(Dataset rows about figures)
►

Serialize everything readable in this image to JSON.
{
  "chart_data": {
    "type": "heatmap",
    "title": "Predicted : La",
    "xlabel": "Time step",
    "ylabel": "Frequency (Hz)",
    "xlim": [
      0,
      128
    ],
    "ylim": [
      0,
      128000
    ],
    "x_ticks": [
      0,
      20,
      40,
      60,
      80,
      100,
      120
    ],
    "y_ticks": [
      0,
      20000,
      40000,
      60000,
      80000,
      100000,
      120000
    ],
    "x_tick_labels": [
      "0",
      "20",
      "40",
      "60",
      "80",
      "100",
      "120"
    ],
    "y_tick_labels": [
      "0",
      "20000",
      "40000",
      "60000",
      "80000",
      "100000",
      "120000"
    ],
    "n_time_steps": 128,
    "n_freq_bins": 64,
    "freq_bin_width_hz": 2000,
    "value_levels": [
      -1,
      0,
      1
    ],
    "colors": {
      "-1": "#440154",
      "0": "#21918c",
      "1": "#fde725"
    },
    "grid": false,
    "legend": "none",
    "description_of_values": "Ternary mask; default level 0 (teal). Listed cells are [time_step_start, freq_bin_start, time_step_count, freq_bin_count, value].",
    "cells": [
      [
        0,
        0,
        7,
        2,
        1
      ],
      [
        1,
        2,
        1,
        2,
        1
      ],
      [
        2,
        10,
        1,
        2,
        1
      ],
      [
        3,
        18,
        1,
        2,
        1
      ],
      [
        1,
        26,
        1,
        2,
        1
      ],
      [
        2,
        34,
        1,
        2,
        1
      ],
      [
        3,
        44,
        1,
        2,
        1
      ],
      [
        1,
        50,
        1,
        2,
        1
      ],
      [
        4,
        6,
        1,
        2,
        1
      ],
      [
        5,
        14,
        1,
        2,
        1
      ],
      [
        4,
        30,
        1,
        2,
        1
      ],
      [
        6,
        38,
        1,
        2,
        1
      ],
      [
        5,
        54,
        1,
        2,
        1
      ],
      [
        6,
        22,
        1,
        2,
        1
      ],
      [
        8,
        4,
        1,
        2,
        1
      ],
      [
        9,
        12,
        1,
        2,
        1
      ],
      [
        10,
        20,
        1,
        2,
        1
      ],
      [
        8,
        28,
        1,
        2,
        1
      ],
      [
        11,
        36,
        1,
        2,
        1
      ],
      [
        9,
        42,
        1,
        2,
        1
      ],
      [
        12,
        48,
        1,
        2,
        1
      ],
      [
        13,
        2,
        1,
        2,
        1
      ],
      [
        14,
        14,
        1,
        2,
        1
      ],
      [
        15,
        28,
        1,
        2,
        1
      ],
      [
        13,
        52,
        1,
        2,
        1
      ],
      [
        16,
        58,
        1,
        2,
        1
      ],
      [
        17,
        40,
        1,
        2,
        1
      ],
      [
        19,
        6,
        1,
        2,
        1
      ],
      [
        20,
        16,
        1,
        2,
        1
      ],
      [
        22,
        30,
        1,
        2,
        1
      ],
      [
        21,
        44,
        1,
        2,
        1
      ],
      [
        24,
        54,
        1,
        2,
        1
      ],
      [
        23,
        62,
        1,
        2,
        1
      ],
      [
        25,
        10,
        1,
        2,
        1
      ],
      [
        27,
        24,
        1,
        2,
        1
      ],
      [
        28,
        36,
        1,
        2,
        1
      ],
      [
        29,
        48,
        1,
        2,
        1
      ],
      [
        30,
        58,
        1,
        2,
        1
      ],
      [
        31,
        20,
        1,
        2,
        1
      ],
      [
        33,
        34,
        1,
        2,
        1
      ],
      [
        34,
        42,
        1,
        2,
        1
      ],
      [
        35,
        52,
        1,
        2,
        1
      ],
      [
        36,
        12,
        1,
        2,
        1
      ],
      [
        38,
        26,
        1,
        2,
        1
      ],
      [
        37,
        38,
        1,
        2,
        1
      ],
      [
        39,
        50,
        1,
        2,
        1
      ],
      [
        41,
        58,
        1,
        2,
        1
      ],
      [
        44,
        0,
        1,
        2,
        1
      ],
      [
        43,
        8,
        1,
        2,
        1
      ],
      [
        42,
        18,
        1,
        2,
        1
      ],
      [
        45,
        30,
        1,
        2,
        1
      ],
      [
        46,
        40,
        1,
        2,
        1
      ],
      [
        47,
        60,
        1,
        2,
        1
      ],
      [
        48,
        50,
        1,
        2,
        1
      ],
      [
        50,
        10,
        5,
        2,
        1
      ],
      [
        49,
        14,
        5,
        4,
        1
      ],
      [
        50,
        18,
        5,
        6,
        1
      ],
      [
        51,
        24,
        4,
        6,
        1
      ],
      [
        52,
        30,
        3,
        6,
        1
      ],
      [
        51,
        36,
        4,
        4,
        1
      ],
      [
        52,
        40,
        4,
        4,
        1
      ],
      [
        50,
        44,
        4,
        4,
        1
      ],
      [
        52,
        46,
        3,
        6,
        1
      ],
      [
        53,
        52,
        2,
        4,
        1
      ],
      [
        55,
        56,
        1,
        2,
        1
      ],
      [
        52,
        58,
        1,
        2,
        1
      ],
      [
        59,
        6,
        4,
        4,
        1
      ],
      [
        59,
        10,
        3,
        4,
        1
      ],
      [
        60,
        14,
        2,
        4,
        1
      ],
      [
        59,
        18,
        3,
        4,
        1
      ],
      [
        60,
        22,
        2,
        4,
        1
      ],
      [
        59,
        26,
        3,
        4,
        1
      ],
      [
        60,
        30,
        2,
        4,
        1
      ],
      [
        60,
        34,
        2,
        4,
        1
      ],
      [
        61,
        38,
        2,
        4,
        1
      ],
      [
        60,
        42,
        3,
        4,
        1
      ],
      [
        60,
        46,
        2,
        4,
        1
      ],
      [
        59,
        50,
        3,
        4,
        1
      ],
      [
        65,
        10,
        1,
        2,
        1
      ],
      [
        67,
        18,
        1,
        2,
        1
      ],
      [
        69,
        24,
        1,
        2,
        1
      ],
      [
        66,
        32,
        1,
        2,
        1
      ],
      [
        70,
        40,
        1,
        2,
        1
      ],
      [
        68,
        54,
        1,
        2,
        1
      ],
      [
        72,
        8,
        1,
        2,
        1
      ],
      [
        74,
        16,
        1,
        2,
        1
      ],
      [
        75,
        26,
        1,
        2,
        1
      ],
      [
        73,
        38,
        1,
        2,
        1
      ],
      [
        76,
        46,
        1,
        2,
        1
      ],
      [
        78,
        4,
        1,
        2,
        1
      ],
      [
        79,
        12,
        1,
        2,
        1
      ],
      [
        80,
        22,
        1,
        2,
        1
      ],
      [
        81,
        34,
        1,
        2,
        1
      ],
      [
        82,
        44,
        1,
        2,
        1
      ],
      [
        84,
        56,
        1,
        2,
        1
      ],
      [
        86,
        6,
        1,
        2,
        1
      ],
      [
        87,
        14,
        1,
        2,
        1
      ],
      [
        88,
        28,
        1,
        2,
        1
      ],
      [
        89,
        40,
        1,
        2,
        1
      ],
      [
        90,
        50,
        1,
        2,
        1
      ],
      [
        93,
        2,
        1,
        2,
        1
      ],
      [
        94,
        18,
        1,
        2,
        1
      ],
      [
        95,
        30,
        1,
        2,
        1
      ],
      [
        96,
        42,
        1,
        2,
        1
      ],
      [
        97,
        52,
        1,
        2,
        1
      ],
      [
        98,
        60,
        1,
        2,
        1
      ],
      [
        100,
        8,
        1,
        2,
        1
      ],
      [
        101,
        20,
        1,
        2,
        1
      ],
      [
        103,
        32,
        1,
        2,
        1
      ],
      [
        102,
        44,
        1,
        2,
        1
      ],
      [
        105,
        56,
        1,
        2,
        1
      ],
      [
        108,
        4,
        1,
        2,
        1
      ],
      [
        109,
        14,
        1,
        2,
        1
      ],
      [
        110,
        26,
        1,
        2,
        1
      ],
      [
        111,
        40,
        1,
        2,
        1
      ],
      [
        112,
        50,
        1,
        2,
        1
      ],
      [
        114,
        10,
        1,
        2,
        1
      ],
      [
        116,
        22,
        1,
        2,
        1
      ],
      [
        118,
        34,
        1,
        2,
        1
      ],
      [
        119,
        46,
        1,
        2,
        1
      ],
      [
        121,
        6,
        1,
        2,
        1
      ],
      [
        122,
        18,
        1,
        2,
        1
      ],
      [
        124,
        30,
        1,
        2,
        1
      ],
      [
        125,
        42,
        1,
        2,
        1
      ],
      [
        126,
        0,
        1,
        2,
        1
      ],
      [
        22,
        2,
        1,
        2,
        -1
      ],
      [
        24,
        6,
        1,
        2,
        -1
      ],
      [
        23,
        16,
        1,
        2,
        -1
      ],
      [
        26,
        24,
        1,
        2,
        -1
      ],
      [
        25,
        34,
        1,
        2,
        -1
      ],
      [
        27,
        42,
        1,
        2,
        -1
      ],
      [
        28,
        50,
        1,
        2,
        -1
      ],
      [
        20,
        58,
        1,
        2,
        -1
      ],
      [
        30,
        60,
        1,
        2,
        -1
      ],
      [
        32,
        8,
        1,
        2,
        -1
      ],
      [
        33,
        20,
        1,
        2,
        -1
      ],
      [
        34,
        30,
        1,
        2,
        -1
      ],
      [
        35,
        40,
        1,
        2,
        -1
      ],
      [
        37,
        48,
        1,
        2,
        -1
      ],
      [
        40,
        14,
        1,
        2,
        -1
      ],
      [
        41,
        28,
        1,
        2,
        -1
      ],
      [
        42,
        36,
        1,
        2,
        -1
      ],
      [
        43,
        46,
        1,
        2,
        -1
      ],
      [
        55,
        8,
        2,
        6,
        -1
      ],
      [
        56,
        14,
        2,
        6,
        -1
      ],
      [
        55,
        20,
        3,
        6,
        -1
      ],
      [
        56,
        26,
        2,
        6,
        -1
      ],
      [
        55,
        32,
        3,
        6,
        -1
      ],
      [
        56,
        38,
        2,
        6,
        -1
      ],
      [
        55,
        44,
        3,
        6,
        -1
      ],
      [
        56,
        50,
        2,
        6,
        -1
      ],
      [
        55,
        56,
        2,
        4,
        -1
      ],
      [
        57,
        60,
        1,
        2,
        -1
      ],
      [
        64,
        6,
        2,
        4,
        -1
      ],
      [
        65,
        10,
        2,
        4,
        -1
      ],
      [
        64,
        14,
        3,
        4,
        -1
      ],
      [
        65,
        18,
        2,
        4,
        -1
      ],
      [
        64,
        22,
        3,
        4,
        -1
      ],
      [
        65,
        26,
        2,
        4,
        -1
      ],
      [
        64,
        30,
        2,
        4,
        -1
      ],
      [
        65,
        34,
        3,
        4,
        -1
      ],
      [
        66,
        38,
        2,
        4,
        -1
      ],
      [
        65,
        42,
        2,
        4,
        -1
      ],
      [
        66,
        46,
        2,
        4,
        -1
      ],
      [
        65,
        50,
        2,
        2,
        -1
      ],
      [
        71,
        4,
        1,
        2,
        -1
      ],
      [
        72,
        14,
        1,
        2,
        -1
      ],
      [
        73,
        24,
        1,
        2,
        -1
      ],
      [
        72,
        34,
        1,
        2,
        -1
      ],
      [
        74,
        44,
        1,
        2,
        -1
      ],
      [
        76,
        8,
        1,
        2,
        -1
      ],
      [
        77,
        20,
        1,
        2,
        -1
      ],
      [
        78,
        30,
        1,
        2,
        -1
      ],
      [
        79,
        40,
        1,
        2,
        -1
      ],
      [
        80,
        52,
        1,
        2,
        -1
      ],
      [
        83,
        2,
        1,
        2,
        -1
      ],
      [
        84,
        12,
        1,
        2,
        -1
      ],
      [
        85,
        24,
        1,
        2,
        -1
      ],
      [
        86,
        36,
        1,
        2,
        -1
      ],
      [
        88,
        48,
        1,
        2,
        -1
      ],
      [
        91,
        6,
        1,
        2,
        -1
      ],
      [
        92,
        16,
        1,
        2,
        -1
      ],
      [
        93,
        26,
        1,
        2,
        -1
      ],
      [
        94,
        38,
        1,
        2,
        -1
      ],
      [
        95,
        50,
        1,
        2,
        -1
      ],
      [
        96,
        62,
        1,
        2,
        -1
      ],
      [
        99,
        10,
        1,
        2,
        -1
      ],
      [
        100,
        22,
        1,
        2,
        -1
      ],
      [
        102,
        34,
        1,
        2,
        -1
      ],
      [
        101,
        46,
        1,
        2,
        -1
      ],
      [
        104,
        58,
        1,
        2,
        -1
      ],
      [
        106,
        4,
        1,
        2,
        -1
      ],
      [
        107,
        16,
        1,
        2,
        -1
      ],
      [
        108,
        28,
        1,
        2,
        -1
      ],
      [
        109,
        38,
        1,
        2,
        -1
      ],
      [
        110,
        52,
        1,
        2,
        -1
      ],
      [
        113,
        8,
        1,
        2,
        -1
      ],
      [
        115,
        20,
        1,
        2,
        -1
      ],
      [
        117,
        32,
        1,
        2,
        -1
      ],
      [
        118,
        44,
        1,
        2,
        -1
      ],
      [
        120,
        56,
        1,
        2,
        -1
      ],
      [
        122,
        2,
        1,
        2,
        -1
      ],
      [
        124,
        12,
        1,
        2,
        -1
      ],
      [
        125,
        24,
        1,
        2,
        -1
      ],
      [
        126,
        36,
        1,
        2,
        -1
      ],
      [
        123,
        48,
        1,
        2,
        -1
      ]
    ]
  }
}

◄

### EXERCISE
A single number is the answer: how many lines in the records above contain the word "cells".

### REPLY TO THE EXERCISE
2